## Begin DATASET ENTRIES
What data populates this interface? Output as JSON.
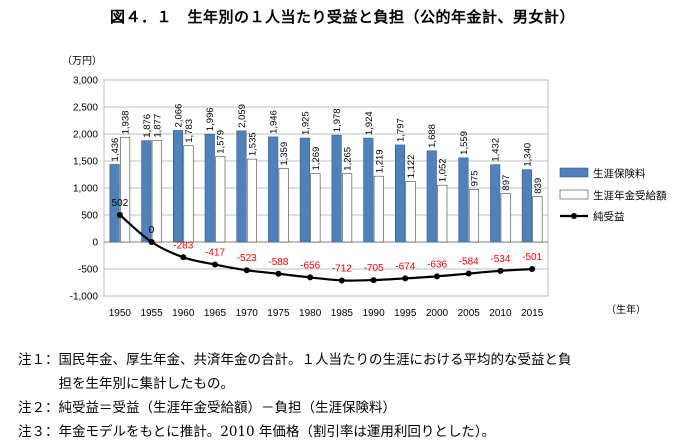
{
  "title": "図４．１　生年別の１人当たり受益と負担（公的年金計、男女計）",
  "chart_data": {
    "type": "bar",
    "unit_label": "（万円）",
    "xlabel_right": "（生年）",
    "categories": [
      "1950",
      "1955",
      "1960",
      "1965",
      "1970",
      "1975",
      "1980",
      "1985",
      "1990",
      "1995",
      "2000",
      "2005",
      "2010",
      "2015"
    ],
    "ylim": [
      -1000,
      3000
    ],
    "yticks": [
      "3,000",
      "2,500",
      "2,000",
      "1,500",
      "1,000",
      "500",
      "0",
      "-500",
      "-1,000"
    ],
    "ytick_values": [
      3000,
      2500,
      2000,
      1500,
      1000,
      500,
      0,
      -500,
      -1000
    ],
    "grid": true,
    "legend_position": "right",
    "series": [
      {
        "name": "生涯保険料",
        "kind": "bar",
        "color": "#4f81bd",
        "values": [
          1436,
          1876,
          2066,
          1996,
          2059,
          1946,
          1925,
          1978,
          1924,
          1797,
          1688,
          1559,
          1432,
          1340
        ],
        "labels": [
          "1,436",
          "1,876",
          "2,066",
          "1,996",
          "2,059",
          "1,946",
          "1,925",
          "1,978",
          "1,924",
          "1,797",
          "1,688",
          "1,559",
          "1,432",
          "1,340"
        ]
      },
      {
        "name": "生涯年金受給額",
        "kind": "bar",
        "color": "#ffffff",
        "values": [
          1938,
          1877,
          1783,
          1579,
          1535,
          1359,
          1269,
          1265,
          1219,
          1122,
          1052,
          975,
          897,
          839
        ],
        "labels": [
          "1,938",
          "1,877",
          "1,783",
          "1,579",
          "1,535",
          "1,359",
          "1,269",
          "1,265",
          "1,219",
          "1,122",
          "1,052",
          "975",
          "897",
          "839"
        ]
      },
      {
        "name": "純受益",
        "kind": "line",
        "color": "#000000",
        "values": [
          502,
          0,
          -283,
          -417,
          -523,
          -588,
          -656,
          -712,
          -705,
          -674,
          -636,
          -584,
          -534,
          -501
        ],
        "labels": [
          "502",
          "0",
          "-283",
          "-417",
          "-523",
          "-588",
          "-656",
          "-712",
          "-705",
          "-674",
          "-636",
          "-584",
          "-534",
          "-501"
        ],
        "positive_label_color": "#000000",
        "negative_label_color": "#ff0000"
      }
    ]
  },
  "notes": [
    "注１：国民年金、厚生年金、共済年金の合計。１人当たりの生涯における平均的な受益と負",
    "　　　担を生年別に集計したもの。",
    "注２：純受益＝受益（生涯年金受給額）－負担（生涯保険料）",
    "注３：年金モデルをもとに推計。2010 年価格（割引率は運用利回りとした）。"
  ]
}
## End DATASET ENTRIES
(OBJECTIVE) Exclude the pictures and transcribe all of the entries exactly.

(COMPLETE OUTPUT)
What data populates this interface? Output as JSON.
{
  "title": "図４．１　生年別の１人当たり受益と負担（公的年金計、男女計）",
  "chart_data": {
    "type": "bar",
    "unit_label": "（万円）",
    "xlabel_right": "（生年）",
    "categories": [
      "1950",
      "1955",
      "1960",
      "1965",
      "1970",
      "1975",
      "1980",
      "1985",
      "1990",
      "1995",
      "2000",
      "2005",
      "2010",
      "2015"
    ],
    "ylim": [
      -1000,
      3000
    ],
    "yticks": [
      "3,000",
      "2,500",
      "2,000",
      "1,500",
      "1,000",
      "500",
      "0",
      "-500",
      "-1,000"
    ],
    "ytick_values": [
      3000,
      2500,
      2000,
      1500,
      1000,
      500,
      0,
      -500,
      -1000
    ],
    "grid": true,
    "legend_position": "right",
    "series": [
      {
        "name": "生涯保険料",
        "kind": "bar",
        "color": "#4f81bd",
        "values": [
          1436,
          1876,
          2066,
          1996,
          2059,
          1946,
          1925,
          1978,
          1924,
          1797,
          1688,
          1559,
          1432,
          1340
        ],
        "labels": [
          "1,436",
          "1,876",
          "2,066",
          "1,996",
          "2,059",
          "1,946",
          "1,925",
          "1,978",
          "1,924",
          "1,797",
          "1,688",
          "1,559",
          "1,432",
          "1,340"
        ]
      },
      {
        "name": "生涯年金受給額",
        "kind": "bar",
        "color": "#ffffff",
        "values": [
          1938,
          1877,
          1783,
          1579,
          1535,
          1359,
          1269,
          1265,
          1219,
          1122,
          1052,
          975,
          897,
          839
        ],
        "labels": [
          "1,938",
          "1,877",
          "1,783",
          "1,579",
          "1,535",
          "1,359",
          "1,269",
          "1,265",
          "1,219",
          "1,122",
          "1,052",
          "975",
          "897",
          "839"
        ]
      },
      {
        "name": "純受益",
        "kind": "line",
        "color": "#000000",
        "values": [
          502,
          0,
          -283,
          -417,
          -523,
          -588,
          -656,
          -712,
          -705,
          -674,
          -636,
          -584,
          -534,
          -501
        ],
        "labels": [
          "502",
          "0",
          "-283",
          "-417",
          "-523",
          "-588",
          "-656",
          "-712",
          "-705",
          "-674",
          "-636",
          "-584",
          "-534",
          "-501"
        ],
        "positive_label_color": "#000000",
        "negative_label_color": "#ff0000"
      }
    ]
  },
  "notes": [
    "注１：国民年金、厚生年金、共済年金の合計。１人当たりの生涯における平均的な受益と負",
    "　　　担を生年別に集計したもの。",
    "注２：純受益＝受益（生涯年金受給額）－負担（生涯保険料）",
    "注３：年金モデルをもとに推計。2010 年価格（割引率は運用利回りとした）。"
  ]
}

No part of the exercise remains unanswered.